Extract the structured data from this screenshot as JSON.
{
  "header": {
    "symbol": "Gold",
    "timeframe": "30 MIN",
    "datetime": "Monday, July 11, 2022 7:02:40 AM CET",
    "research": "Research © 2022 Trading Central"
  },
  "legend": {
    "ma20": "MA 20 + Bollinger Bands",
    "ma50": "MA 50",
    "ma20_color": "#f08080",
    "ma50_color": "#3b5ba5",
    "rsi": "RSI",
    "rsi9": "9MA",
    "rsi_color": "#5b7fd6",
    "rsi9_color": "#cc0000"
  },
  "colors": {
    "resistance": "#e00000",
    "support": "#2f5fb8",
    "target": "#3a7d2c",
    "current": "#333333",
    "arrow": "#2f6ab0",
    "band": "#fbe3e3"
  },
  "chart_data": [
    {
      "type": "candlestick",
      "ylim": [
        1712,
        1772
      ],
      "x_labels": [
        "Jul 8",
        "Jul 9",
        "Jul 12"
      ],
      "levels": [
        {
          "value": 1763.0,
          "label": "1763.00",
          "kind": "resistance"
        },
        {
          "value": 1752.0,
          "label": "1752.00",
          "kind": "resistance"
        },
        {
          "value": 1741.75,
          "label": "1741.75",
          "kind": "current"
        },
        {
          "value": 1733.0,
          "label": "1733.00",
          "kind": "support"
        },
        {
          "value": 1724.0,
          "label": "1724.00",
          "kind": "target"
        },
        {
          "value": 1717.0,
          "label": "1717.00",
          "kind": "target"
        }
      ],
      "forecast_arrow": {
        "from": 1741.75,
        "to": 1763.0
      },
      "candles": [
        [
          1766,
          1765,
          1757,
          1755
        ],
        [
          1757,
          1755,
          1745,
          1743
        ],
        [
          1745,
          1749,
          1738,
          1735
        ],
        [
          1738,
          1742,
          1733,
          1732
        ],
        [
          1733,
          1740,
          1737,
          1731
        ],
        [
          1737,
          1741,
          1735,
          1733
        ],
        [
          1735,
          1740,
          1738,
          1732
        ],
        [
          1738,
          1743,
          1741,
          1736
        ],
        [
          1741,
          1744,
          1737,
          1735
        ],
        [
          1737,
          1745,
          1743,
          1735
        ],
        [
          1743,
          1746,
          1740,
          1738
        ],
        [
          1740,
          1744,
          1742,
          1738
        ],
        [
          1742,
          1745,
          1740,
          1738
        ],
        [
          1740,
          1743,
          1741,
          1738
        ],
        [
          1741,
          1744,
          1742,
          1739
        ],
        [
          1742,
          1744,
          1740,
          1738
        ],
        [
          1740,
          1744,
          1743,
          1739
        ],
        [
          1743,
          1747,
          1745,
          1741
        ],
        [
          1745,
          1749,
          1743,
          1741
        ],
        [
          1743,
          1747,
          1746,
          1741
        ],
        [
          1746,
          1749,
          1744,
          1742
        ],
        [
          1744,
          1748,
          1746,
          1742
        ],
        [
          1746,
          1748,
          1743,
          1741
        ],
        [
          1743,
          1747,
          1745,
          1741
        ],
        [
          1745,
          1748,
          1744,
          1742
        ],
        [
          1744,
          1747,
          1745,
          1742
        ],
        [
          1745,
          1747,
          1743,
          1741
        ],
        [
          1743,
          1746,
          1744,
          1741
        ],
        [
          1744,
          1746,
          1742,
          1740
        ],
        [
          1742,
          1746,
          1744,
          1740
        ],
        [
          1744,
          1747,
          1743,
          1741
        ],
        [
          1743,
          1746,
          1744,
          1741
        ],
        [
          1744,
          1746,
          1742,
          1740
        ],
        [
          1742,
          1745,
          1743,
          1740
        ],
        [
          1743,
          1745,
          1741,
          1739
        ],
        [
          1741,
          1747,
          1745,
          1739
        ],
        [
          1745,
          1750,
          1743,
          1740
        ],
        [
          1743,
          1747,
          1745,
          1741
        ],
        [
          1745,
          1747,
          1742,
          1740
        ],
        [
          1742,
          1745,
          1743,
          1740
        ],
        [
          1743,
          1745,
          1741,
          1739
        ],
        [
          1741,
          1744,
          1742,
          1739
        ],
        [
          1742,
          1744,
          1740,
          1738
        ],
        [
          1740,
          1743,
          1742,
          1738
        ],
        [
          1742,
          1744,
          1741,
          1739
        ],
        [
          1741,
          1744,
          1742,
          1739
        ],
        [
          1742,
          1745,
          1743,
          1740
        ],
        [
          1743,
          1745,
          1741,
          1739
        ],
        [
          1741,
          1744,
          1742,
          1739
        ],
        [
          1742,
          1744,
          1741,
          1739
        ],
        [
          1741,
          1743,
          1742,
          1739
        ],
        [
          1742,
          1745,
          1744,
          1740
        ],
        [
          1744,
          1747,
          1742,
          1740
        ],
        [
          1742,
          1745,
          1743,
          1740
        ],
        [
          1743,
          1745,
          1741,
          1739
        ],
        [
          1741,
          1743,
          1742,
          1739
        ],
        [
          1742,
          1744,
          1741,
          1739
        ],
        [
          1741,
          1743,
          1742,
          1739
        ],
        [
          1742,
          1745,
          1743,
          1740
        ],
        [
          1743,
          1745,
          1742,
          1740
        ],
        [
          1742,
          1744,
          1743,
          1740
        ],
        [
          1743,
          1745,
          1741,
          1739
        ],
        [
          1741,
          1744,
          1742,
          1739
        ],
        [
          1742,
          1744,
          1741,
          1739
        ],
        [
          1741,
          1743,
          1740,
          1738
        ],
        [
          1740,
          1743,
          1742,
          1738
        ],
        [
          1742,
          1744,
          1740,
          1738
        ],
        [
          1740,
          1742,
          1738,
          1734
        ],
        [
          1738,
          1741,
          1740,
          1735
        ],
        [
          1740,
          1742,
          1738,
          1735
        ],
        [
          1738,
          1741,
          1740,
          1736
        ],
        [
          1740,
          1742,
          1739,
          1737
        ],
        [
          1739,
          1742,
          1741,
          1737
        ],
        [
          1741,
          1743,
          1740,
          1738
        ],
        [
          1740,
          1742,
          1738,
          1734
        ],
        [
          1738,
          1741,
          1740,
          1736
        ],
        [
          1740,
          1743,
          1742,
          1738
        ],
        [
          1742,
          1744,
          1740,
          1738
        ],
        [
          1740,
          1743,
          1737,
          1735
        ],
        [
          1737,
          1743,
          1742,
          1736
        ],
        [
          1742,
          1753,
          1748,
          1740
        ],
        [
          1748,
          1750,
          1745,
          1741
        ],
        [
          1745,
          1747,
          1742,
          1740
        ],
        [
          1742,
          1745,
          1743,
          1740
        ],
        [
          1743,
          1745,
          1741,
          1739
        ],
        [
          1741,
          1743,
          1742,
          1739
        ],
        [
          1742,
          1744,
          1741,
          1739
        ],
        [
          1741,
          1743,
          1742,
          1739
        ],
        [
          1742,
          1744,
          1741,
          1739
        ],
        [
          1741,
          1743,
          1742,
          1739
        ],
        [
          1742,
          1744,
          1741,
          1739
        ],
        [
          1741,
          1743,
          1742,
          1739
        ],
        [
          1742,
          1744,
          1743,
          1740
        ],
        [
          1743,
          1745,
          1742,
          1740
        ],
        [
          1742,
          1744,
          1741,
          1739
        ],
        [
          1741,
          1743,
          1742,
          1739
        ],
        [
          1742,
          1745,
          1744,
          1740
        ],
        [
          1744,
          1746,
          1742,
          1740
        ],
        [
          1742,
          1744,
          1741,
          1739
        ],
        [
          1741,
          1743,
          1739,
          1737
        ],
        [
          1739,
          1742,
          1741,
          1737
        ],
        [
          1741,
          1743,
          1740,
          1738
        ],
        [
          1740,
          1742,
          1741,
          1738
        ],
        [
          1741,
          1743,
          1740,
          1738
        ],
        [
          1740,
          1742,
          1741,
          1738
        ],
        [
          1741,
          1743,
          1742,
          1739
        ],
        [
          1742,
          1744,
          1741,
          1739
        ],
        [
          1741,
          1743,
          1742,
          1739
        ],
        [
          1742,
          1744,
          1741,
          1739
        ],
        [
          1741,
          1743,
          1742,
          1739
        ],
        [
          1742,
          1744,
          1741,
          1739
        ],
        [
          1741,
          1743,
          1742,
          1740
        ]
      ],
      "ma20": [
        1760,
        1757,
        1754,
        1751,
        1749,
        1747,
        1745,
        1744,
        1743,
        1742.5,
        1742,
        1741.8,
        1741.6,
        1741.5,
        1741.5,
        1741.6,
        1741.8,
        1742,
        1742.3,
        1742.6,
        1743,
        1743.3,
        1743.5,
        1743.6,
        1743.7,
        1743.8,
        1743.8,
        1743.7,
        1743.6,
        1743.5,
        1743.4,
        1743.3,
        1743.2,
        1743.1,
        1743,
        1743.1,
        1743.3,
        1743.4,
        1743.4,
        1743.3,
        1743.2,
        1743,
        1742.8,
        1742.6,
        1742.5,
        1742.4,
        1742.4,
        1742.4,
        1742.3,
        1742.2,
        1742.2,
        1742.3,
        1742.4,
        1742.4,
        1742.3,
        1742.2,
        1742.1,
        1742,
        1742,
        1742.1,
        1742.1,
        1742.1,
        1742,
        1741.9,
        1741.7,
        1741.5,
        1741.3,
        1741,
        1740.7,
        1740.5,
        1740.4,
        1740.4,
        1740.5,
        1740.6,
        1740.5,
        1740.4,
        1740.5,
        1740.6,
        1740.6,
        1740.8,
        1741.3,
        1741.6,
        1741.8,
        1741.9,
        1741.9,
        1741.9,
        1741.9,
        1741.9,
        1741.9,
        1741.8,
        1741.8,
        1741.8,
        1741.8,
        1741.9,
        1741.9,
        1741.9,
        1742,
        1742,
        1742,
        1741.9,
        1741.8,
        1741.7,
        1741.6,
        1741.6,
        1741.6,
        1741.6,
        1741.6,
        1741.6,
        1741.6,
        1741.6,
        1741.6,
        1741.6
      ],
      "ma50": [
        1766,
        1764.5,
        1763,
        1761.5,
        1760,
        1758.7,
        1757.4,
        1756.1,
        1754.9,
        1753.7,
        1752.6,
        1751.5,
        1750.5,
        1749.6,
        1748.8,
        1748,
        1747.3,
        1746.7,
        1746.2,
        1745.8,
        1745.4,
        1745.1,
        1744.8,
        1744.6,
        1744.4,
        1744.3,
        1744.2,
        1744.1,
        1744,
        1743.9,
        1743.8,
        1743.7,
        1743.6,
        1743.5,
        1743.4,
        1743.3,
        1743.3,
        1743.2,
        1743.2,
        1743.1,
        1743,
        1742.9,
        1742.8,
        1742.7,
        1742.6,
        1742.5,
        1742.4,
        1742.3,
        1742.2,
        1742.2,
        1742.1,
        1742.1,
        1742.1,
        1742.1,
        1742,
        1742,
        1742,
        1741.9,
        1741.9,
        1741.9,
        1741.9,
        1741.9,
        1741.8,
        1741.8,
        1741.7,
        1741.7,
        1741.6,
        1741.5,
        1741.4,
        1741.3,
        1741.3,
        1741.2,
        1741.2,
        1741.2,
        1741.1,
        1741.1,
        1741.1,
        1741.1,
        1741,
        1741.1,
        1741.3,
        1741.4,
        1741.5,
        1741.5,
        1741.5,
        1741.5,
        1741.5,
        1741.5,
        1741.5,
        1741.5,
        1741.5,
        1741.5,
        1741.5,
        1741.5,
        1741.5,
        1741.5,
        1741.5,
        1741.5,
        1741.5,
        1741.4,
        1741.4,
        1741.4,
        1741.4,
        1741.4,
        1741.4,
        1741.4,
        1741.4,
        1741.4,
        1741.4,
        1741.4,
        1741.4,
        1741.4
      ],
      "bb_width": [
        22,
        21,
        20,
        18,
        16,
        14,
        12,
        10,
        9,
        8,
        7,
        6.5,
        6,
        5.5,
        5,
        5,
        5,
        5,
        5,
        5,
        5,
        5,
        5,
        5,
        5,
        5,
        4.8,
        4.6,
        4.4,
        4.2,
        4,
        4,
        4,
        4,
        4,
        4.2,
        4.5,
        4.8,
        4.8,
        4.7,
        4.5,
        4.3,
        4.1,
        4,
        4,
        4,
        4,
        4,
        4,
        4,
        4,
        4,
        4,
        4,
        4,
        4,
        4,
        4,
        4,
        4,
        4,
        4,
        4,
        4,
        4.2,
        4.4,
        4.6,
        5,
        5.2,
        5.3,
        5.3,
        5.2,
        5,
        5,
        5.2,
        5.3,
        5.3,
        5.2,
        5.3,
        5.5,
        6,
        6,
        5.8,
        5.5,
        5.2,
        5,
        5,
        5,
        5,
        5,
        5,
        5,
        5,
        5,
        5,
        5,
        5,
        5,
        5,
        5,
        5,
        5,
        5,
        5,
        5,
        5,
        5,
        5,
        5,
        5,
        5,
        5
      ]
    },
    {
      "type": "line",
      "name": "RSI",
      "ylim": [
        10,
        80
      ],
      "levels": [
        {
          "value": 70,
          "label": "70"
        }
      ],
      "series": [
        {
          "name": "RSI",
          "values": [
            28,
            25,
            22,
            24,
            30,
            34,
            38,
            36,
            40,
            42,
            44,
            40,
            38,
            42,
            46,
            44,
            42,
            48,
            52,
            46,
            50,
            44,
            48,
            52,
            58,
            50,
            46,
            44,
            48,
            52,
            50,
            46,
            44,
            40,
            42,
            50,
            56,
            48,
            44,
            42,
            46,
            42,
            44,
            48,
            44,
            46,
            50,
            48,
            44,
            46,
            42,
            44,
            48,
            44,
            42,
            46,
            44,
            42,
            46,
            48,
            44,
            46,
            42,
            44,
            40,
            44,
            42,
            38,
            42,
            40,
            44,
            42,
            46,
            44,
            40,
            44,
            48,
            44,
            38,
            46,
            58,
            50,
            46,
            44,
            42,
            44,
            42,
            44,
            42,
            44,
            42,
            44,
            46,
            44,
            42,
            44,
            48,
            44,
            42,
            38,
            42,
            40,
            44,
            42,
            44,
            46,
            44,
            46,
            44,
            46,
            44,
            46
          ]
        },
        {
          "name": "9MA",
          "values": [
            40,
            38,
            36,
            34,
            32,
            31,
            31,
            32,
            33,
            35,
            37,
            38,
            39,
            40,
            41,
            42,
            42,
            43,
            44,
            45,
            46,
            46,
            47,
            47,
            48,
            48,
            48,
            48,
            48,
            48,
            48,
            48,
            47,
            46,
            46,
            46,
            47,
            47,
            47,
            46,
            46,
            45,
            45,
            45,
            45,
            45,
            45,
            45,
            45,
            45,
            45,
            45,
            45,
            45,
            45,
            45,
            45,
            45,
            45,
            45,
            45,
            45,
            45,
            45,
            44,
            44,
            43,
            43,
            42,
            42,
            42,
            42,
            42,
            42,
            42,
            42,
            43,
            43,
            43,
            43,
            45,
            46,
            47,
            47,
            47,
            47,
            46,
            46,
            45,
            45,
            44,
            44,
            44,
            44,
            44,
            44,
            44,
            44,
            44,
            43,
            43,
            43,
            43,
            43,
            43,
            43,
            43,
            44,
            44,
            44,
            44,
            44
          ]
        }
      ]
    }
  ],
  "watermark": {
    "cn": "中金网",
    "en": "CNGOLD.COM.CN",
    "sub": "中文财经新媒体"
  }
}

Exercise requirements. Collect each line of the entries that has the word "from", copying it in full.

Final result.
Extract the structured data from this screenshot as JSON.
        "from": 1741.75,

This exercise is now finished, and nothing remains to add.